_REQUIREMENT:_ Out of the lines in this data, how many include "الفقر"? Give the number and nothing else.

---------- RECORDS SHOWN

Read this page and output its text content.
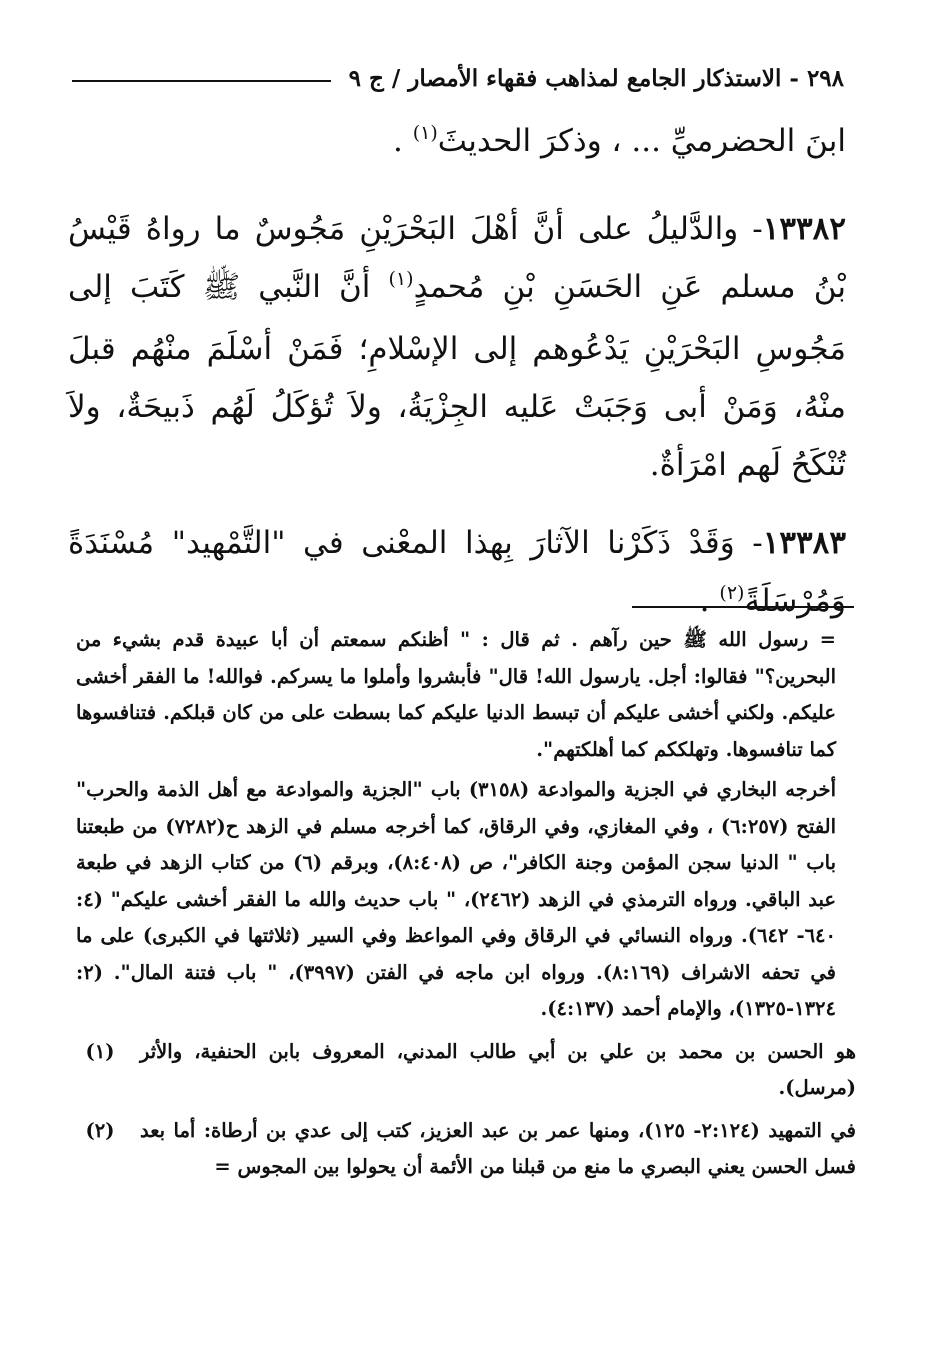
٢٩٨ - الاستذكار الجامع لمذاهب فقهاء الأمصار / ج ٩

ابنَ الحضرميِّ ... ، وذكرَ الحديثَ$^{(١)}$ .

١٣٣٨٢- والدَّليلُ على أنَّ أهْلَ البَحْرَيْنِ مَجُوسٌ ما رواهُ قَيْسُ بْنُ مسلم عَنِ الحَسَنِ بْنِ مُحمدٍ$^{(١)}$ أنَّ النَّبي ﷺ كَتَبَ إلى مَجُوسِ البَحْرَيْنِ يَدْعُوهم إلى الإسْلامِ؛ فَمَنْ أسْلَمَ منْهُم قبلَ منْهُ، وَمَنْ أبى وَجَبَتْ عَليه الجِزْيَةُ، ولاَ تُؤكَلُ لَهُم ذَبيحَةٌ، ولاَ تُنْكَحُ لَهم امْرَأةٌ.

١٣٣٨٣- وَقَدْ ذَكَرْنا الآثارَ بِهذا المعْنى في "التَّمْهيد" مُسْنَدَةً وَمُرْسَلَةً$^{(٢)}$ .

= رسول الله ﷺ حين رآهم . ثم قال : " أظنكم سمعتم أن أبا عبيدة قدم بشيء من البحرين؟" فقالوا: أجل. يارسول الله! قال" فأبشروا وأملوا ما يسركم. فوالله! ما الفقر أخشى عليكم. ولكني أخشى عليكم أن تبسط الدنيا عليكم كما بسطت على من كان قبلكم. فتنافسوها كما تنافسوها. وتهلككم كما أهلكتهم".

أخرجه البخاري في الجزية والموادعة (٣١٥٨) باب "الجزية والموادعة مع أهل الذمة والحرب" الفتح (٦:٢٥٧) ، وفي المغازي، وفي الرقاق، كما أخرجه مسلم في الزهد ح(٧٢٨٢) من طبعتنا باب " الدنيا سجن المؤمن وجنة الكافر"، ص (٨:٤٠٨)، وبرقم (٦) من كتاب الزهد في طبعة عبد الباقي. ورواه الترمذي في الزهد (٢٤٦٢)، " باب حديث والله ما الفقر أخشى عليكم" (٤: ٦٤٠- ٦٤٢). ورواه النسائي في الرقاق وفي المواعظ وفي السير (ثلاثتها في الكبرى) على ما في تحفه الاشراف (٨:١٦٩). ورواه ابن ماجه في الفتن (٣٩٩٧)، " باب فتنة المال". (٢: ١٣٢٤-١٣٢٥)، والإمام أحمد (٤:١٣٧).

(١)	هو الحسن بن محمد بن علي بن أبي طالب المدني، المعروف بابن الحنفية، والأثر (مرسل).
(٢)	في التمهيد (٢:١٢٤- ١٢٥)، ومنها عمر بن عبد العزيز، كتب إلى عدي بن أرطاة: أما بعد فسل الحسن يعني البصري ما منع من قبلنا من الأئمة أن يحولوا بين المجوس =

--------------------

_FULL RESPONSE:_ 2